Problem details »
Isolate every line in the data with the string "false" and copy it.
---- Information shown
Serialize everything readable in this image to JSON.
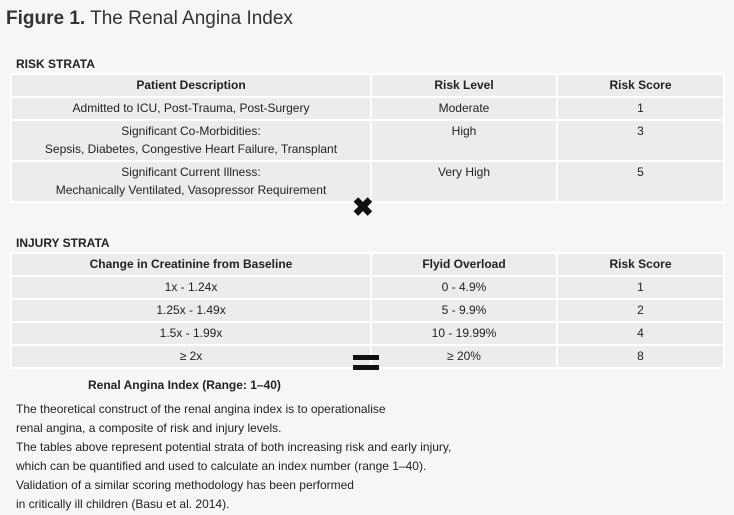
{
  "figure": {
    "label": "Figure 1.",
    "title": "The Renal Angina Index"
  },
  "risk_strata": {
    "heading": "RISK STRATA",
    "columns": [
      "Patient Description",
      "Risk Level",
      "Risk Score"
    ],
    "rows": [
      [
        [
          "Admitted to ICU, Post-Trauma, Post-Surgery"
        ],
        "Moderate",
        1
      ],
      [
        [
          "Significant Co-Morbidities:",
          "Sepsis, Diabetes, Congestive Heart Failure, Transplant"
        ],
        "High",
        3
      ],
      [
        [
          "Significant Current Illness:",
          "Mechanically Ventilated, Vasopressor Requirement"
        ],
        "Very High",
        5
      ]
    ]
  },
  "injury_strata": {
    "heading": "INJURY STRATA",
    "columns": [
      "Change in Creatinine from Baseline",
      "Flyid Overload",
      "Risk Score"
    ],
    "rows": [
      [
        [
          "1x - 1.24x"
        ],
        "0 - 4.9%",
        1
      ],
      [
        [
          "1.25x - 1.49x"
        ],
        "5 - 9.9%",
        2
      ],
      [
        [
          "1.5x - 1.99x"
        ],
        "10 - 19.99%",
        4
      ],
      [
        [
          "≥ 2x"
        ],
        "≥ 20%",
        8
      ]
    ]
  },
  "summary": {
    "heading": "Renal Angina Index (Range: 1–40)",
    "lines": [
      "The theoretical construct of the renal angina index is to operationalise",
      "renal angina, a composite of risk and injury levels.",
      "The tables above represent potential strata of both increasing risk and early injury,",
      "which can be quantified and used to calculate an index number (range 1–40).",
      "Validation of a similar scoring methodology has been performed",
      "in critically ill children (Basu et al. 2014)."
    ]
  }
}
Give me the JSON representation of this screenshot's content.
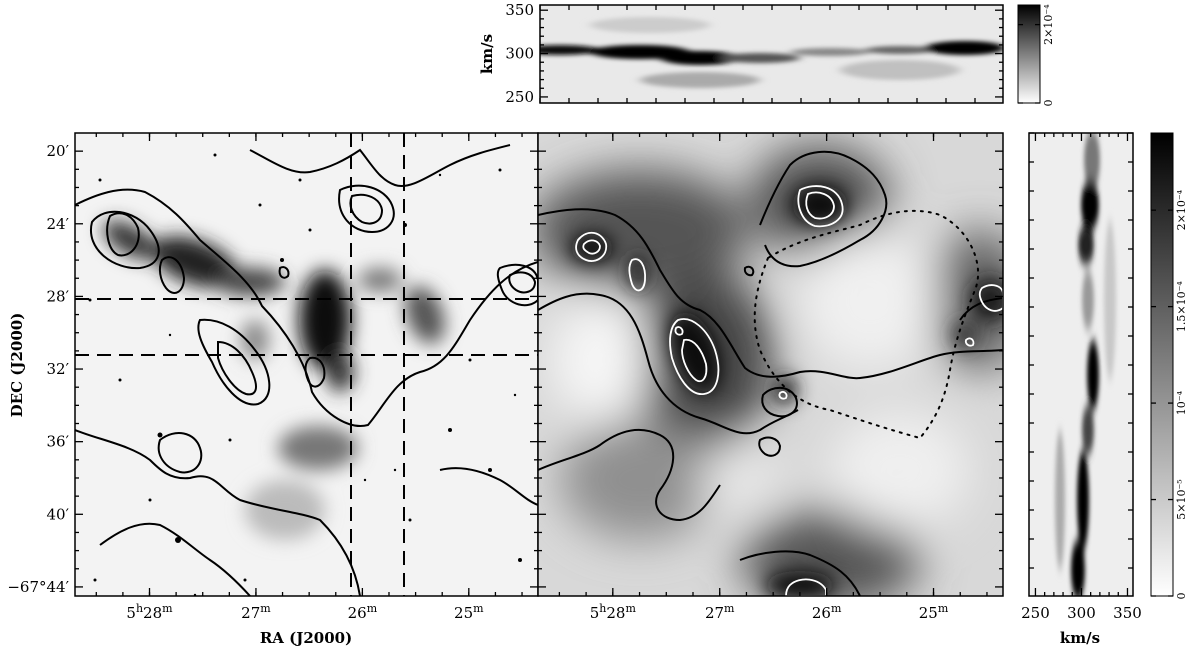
{
  "figure": {
    "colors": {
      "ink": "#000000",
      "paper": "#ffffff",
      "contour_inner": "#ffffff"
    },
    "chart_data": [
      {
        "id": "panel-optical",
        "type": "heatmap",
        "title": "",
        "xlabel": "RA (J2000)",
        "ylabel": "DEC (J2000)",
        "x_ticks": [
          {
            "value": 28,
            "label_main": "5",
            "sup1": "h",
            "mid": "28",
            "sup2": "m"
          },
          {
            "value": 27,
            "label_main": "27",
            "sup1": "",
            "mid": "",
            "sup2": "m"
          },
          {
            "value": 26,
            "label_main": "26",
            "sup1": "",
            "mid": "",
            "sup2": "m"
          },
          {
            "value": 25,
            "label_main": "25",
            "sup1": "",
            "mid": "",
            "sup2": "m"
          }
        ],
        "y_ticks": [
          {
            "value": 20,
            "label": "20",
            "prime": "′",
            "prefix": ""
          },
          {
            "value": 24,
            "label": "24",
            "prime": "′",
            "prefix": ""
          },
          {
            "value": 28,
            "label": "28",
            "prime": "′",
            "prefix": ""
          },
          {
            "value": 32,
            "label": "32",
            "prime": "′",
            "prefix": ""
          },
          {
            "value": 36,
            "label": "36",
            "prime": "′",
            "prefix": ""
          },
          {
            "value": 40,
            "label": "40",
            "prime": "′",
            "prefix": ""
          },
          {
            "value": 44,
            "label": "44",
            "prime": "′",
            "prefix": "−67°"
          }
        ],
        "xlim": [
          28.7,
          24.35
        ],
        "ylim": [
          19,
          44.5
        ],
        "dashed_lines": {
          "dec": [
            28.2,
            31.2
          ],
          "ra": [
            26.18,
            25.68
          ]
        },
        "grid": false
      },
      {
        "id": "panel-hi",
        "type": "heatmap",
        "title": "",
        "xlabel": "",
        "ylabel": "",
        "x_ticks": [
          {
            "value": 28,
            "label_main": "5",
            "sup1": "h",
            "mid": "28",
            "sup2": "m"
          },
          {
            "value": 27,
            "label_main": "27",
            "sup1": "",
            "mid": "",
            "sup2": "m"
          },
          {
            "value": 26,
            "label_main": "26",
            "sup1": "",
            "mid": "",
            "sup2": "m"
          },
          {
            "value": 25,
            "label_main": "25",
            "sup1": "",
            "mid": "",
            "sup2": "m"
          }
        ],
        "xlim": [
          28.7,
          24.35
        ],
        "ylim": [
          19,
          44.5
        ],
        "grid": false
      },
      {
        "id": "panel-top-pv",
        "type": "heatmap",
        "ylabel": "km/s",
        "y_ticks": [
          250,
          300,
          350
        ],
        "ylim": [
          243,
          356
        ],
        "colorbar": {
          "ticks": [
            {
              "value": 0,
              "label": "0"
            },
            {
              "value": 0.0002,
              "label": "2×10⁻⁴"
            }
          ],
          "range": [
            0,
            0.00025
          ]
        }
      },
      {
        "id": "panel-right-pv",
        "type": "heatmap",
        "xlabel": "km/s",
        "x_ticks": [
          250,
          300,
          350
        ],
        "xlim": [
          243,
          356
        ],
        "colorbar": {
          "ticks": [
            {
              "value": 0,
              "label": "0"
            },
            {
              "value": 5e-05,
              "label": "5×10⁻⁵"
            },
            {
              "value": 0.0001,
              "label": "10⁻⁴"
            },
            {
              "value": 0.00015,
              "label": "1.5×10⁻⁴"
            },
            {
              "value": 0.0002,
              "label": "2×10⁻⁴"
            }
          ],
          "range": [
            0,
            0.00024
          ]
        }
      }
    ]
  }
}
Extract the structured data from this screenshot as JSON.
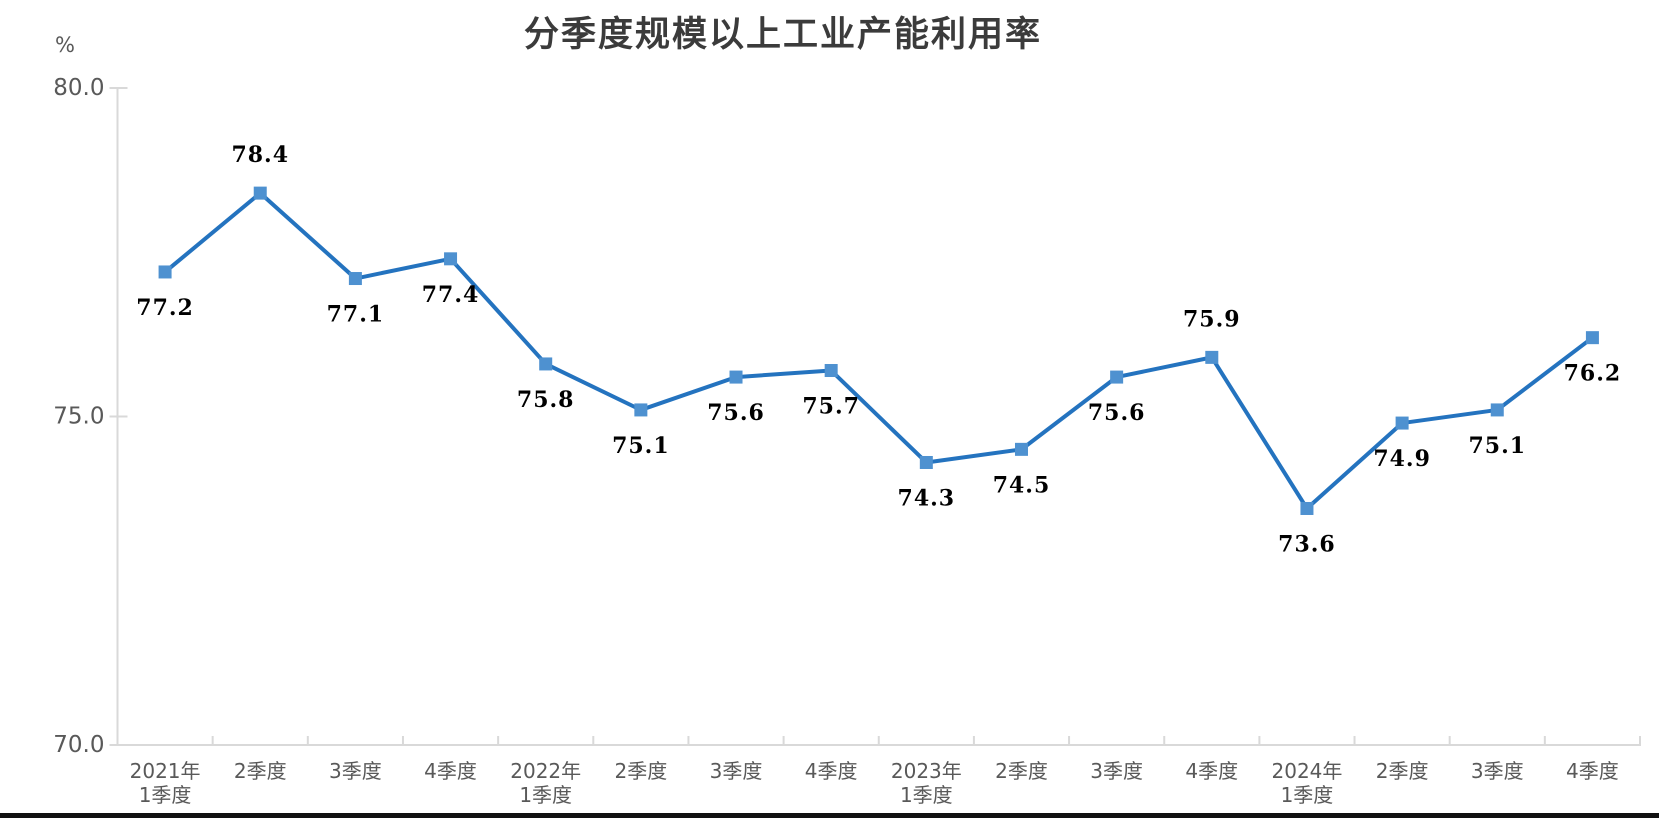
{
  "chart_data": {
    "type": "line",
    "title": "分季度规模以上工业产能利用率",
    "unit": "%",
    "categories": [
      [
        "2021年",
        "1季度"
      ],
      [
        "2季度"
      ],
      [
        "3季度"
      ],
      [
        "4季度"
      ],
      [
        "2022年",
        "1季度"
      ],
      [
        "2季度"
      ],
      [
        "3季度"
      ],
      [
        "4季度"
      ],
      [
        "2023年",
        "1季度"
      ],
      [
        "2季度"
      ],
      [
        "3季度"
      ],
      [
        "4季度"
      ],
      [
        "2024年",
        "1季度"
      ],
      [
        "2季度"
      ],
      [
        "3季度"
      ],
      [
        "4季度"
      ]
    ],
    "values": [
      77.2,
      78.4,
      77.1,
      77.4,
      75.8,
      75.1,
      75.6,
      75.7,
      74.3,
      74.5,
      75.6,
      75.9,
      73.6,
      74.9,
      75.1,
      76.2
    ],
    "point_labels": [
      "77.2",
      "78.4",
      "77.1",
      "77.4",
      "75.8",
      "75.1",
      "75.6",
      "75.7",
      "74.3",
      "74.5",
      "75.6",
      "75.9",
      "73.6",
      "74.9",
      "75.1",
      "76.2"
    ],
    "label_sides": [
      "below",
      "above",
      "below",
      "below",
      "below",
      "below",
      "below",
      "below",
      "below",
      "below",
      "below",
      "above",
      "below",
      "below",
      "below",
      "below"
    ],
    "y_ticks": [
      {
        "value": 80,
        "label": "80.0"
      },
      {
        "value": 75,
        "label": "75.0"
      },
      {
        "value": 70,
        "label": "70.0"
      }
    ],
    "ylim": [
      70,
      80
    ],
    "grid": false,
    "legend": false,
    "colors": {
      "line": "#2473BF",
      "marker": "#4E91D0",
      "axis": "#D9D9D9",
      "tick_text": "#595959",
      "point_label": "#000000",
      "title_text": "#3B3B3B",
      "bottom_bar": "#111111"
    }
  }
}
--------
Solved problem »
        "grid": false
        "grid": false
    "grid": false,
    "legend": false,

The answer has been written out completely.